** start Exercise materials **

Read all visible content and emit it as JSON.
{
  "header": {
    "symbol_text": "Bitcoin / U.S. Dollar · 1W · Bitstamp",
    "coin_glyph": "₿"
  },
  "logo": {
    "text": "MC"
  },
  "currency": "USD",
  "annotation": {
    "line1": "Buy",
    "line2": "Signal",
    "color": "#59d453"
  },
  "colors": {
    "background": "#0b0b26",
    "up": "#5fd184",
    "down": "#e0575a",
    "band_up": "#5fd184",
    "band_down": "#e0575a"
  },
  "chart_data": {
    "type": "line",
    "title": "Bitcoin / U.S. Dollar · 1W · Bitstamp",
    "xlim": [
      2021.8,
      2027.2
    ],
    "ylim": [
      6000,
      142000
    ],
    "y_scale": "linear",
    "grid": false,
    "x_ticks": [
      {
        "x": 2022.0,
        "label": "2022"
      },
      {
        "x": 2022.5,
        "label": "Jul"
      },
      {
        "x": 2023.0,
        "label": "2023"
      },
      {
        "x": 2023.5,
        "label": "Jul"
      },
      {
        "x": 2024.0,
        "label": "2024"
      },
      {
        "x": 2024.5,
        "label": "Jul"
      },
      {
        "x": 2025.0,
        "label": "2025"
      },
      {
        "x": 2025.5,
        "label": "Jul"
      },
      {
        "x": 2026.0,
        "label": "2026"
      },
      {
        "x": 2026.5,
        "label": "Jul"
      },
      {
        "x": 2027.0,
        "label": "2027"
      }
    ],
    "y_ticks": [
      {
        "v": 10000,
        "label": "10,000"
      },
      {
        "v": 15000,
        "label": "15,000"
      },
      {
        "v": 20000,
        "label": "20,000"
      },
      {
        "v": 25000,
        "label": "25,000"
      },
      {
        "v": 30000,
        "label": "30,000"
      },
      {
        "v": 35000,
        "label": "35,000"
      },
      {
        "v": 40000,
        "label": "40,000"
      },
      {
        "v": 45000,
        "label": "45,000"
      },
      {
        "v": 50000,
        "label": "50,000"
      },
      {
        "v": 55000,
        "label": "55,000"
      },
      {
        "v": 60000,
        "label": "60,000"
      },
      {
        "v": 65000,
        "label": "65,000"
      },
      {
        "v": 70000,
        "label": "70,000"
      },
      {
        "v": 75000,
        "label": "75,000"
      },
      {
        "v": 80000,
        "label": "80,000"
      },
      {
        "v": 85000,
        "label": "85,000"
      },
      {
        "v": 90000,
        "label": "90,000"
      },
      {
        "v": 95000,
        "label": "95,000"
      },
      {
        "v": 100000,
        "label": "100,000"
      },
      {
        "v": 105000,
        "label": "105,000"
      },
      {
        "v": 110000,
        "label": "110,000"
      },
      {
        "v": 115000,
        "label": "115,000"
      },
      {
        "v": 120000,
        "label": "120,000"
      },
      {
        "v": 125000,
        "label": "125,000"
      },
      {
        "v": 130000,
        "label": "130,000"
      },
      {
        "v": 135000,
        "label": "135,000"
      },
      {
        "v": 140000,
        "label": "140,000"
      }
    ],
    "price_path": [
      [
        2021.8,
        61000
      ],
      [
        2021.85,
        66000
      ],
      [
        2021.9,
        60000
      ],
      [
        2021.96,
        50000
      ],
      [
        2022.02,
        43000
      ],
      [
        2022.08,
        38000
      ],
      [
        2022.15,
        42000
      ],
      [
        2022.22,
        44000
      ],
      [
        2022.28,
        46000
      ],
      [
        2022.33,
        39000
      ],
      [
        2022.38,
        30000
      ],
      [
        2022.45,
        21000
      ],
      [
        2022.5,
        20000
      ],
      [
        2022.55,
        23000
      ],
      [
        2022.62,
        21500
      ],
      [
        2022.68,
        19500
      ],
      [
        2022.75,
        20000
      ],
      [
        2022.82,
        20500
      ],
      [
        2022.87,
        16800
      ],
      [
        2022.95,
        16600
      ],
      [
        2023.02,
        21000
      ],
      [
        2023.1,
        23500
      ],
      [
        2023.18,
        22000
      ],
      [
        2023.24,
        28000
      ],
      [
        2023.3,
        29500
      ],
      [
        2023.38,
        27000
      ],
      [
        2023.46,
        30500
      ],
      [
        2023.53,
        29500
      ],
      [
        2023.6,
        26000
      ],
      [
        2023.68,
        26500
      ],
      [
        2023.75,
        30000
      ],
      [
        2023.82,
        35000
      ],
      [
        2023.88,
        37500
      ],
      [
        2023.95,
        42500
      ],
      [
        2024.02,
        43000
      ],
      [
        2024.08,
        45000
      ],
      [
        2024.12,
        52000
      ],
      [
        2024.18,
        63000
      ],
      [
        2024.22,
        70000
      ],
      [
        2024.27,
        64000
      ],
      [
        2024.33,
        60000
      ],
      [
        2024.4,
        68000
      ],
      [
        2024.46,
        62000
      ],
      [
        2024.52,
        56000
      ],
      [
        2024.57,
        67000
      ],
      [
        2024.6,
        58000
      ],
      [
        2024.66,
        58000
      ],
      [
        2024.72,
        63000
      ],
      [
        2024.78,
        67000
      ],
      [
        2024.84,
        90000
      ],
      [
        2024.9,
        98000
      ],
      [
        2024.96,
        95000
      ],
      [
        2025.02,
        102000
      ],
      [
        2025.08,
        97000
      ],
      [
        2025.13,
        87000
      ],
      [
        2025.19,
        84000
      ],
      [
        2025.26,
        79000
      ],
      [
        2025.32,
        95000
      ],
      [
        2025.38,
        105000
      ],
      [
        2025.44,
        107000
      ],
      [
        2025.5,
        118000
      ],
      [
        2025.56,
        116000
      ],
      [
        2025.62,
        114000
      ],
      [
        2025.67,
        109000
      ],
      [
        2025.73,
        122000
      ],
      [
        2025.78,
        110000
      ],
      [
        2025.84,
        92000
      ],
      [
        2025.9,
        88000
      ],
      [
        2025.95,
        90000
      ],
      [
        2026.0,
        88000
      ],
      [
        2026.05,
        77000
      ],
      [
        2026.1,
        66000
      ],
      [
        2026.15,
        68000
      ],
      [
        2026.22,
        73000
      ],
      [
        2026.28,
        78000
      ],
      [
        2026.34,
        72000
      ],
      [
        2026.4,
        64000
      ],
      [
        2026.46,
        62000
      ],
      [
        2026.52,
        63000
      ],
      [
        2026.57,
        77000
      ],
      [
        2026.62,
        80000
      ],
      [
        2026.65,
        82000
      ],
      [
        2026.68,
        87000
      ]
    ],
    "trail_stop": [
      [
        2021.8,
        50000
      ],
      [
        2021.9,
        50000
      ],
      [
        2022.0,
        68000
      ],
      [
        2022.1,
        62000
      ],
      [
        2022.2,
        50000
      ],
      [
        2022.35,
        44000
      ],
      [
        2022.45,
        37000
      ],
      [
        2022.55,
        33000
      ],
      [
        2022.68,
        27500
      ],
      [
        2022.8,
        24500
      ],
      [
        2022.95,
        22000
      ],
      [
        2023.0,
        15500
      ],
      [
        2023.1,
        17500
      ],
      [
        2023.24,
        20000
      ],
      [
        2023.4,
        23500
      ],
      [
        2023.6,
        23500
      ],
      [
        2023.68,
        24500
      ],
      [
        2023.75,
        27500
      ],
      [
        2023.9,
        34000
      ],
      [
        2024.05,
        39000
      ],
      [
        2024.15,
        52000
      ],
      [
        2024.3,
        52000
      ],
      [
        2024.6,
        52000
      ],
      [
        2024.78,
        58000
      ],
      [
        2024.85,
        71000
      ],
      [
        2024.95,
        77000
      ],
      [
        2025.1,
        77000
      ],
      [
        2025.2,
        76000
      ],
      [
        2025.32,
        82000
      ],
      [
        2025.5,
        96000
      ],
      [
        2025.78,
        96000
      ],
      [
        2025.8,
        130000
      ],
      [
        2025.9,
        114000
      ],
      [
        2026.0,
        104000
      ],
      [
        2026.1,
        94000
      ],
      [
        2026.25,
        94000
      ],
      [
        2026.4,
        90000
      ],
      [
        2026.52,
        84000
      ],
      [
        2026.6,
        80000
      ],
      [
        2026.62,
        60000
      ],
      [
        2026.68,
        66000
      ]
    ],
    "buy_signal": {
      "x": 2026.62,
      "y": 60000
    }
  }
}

** end Exercise materials **

*Task objective:*
Answer only with how many lines in the records include "Bitcoin".

*The result:*
2